═════ RECORDS PROVIDED ═════
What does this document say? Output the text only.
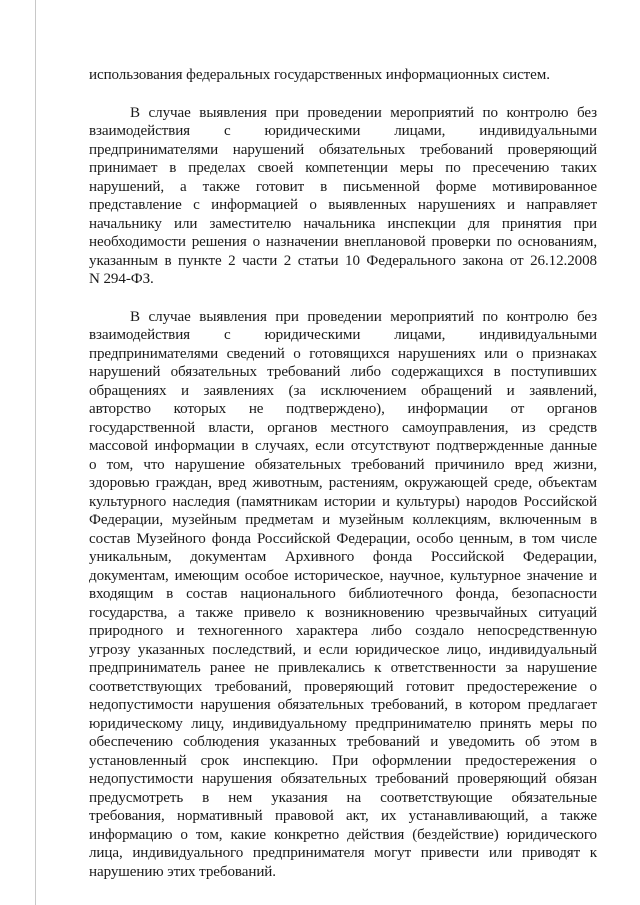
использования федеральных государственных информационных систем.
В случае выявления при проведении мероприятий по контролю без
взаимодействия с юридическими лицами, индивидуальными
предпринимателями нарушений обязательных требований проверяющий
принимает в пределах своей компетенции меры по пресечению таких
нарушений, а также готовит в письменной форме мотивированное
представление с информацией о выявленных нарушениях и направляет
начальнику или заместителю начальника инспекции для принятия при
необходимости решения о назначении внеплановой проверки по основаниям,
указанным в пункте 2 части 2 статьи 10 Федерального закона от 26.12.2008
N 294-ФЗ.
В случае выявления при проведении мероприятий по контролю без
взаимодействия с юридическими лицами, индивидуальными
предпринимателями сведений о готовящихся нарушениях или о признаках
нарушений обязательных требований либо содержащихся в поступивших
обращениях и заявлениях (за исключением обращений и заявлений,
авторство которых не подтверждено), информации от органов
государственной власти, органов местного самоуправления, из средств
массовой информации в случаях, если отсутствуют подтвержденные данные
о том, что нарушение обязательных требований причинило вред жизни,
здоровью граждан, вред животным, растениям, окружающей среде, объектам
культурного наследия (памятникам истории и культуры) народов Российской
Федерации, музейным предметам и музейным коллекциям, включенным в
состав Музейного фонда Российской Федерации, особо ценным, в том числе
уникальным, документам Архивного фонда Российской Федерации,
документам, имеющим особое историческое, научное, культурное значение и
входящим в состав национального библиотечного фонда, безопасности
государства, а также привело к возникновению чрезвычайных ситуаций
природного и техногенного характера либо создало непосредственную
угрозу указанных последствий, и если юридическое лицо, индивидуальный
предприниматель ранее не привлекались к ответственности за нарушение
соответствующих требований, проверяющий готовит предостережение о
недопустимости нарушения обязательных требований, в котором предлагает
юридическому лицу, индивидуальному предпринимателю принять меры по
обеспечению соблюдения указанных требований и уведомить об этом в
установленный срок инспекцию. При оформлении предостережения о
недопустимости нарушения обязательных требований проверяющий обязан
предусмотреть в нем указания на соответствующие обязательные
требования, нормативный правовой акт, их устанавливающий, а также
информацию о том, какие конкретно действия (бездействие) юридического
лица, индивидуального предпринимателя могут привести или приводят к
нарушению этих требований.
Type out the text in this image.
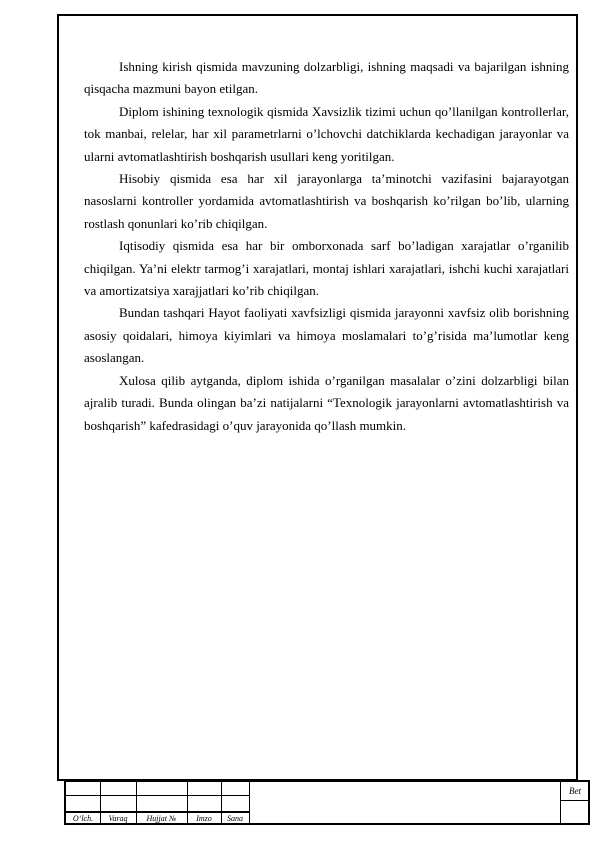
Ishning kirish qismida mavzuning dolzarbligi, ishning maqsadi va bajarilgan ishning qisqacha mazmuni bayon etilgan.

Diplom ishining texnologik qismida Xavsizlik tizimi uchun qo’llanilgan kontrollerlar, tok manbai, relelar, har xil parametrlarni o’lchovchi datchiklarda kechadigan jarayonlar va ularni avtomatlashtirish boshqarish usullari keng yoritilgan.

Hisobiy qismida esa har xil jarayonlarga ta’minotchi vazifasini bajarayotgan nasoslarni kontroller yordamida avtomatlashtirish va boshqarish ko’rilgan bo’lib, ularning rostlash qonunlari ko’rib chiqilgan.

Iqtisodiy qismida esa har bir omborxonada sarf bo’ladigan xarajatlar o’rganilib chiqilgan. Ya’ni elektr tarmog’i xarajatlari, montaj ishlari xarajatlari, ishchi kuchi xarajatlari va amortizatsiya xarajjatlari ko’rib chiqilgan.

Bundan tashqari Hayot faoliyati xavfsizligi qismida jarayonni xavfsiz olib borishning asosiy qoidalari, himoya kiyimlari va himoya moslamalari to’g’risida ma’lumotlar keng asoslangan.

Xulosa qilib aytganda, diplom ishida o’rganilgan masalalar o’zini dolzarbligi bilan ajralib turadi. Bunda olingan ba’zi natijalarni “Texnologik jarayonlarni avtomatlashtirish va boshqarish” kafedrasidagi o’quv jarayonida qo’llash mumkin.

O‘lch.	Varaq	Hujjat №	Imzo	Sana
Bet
═════
◆ INSTRUCTIONS TO FOLLOW
Leave the pictures out and write out every entry exactly as given.

◆ SOLUTION BELOW
What does this document say? Output the text only.
использования федеральных государственных информационных систем.
В случае выявления при проведении мероприятий по контролю без
взаимодействия с юридическими лицами, индивидуальными
предпринимателями нарушений обязательных требований проверяющий
принимает в пределах своей компетенции меры по пресечению таких
нарушений, а также готовит в письменной форме мотивированное
представление с информацией о выявленных нарушениях и направляет
начальнику или заместителю начальника инспекции для принятия при
необходимости решения о назначении внеплановой проверки по основаниям,
указанным в пункте 2 части 2 статьи 10 Федерального закона от 26.12.2008
N 294-ФЗ.
В случае выявления при проведении мероприятий по контролю без
взаимодействия с юридическими лицами, индивидуальными
предпринимателями сведений о готовящихся нарушениях или о признаках
нарушений обязательных требований либо содержащихся в поступивших
обращениях и заявлениях (за исключением обращений и заявлений,
авторство которых не подтверждено), информации от органов
государственной власти, органов местного самоуправления, из средств
массовой информации в случаях, если отсутствуют подтвержденные данные
о том, что нарушение обязательных требований причинило вред жизни,
здоровью граждан, вред животным, растениям, окружающей среде, объектам
культурного наследия (памятникам истории и культуры) народов Российской
Федерации, музейным предметам и музейным коллекциям, включенным в
состав Музейного фонда Российской Федерации, особо ценным, в том числе
уникальным, документам Архивного фонда Российской Федерации,
документам, имеющим особое историческое, научное, культурное значение и
входящим в состав национального библиотечного фонда, безопасности
государства, а также привело к возникновению чрезвычайных ситуаций
природного и техногенного характера либо создало непосредственную
угрозу указанных последствий, и если юридическое лицо, индивидуальный
предприниматель ранее не привлекались к ответственности за нарушение
соответствующих требований, проверяющий готовит предостережение о
недопустимости нарушения обязательных требований, в котором предлагает
юридическому лицу, индивидуальному предпринимателю принять меры по
обеспечению соблюдения указанных требований и уведомить об этом в
установленный срок инспекцию. При оформлении предостережения о
недопустимости нарушения обязательных требований проверяющий обязан
предусмотреть в нем указания на соответствующие обязательные
требования, нормативный правовой акт, их устанавливающий, а также
информацию о том, какие конкретно действия (бездействие) юридического
лица, индивидуального предпринимателя могут привести или приводят к
нарушению этих требований.
Type out the text in this image.
Ishning kirish qismida mavzuning dolzarbligi, ishning maqsadi va bajarilgan ishning qisqacha mazmuni bayon etilgan.

Diplom ishining texnologik qismida Xavsizlik tizimi uchun qo’llanilgan kontrollerlar, tok manbai, relelar, har xil parametrlarni o’lchovchi datchiklarda kechadigan jarayonlar va ularni avtomatlashtirish boshqarish usullari keng yoritilgan.

Hisobiy qismida esa har xil jarayonlarga ta’minotchi vazifasini bajarayotgan nasoslarni kontroller yordamida avtomatlashtirish va boshqarish ko’rilgan bo’lib, ularning rostlash qonunlari ko’rib chiqilgan.

Iqtisodiy qismida esa har bir omborxonada sarf bo’ladigan xarajatlar o’rganilib chiqilgan. Ya’ni elektr tarmog’i xarajatlari, montaj ishlari xarajatlari, ishchi kuchi xarajatlari va amortizatsiya xarajjatlari ko’rib chiqilgan.

Bundan tashqari Hayot faoliyati xavfsizligi qismida jarayonni xavfsiz olib borishning asosiy qoidalari, himoya kiyimlari va himoya moslamalari to’g’risida ma’lumotlar keng asoslangan.

Xulosa qilib aytganda, diplom ishida o’rganilgan masalalar o’zini dolzarbligi bilan ajralib turadi. Bunda olingan ba’zi natijalarni “Texnologik jarayonlarni avtomatlashtirish va boshqarish” kafedrasidagi o’quv jarayonida qo’llash mumkin.

O‘lch.	Varaq	Hujjat №	Imzo	Sana
Bet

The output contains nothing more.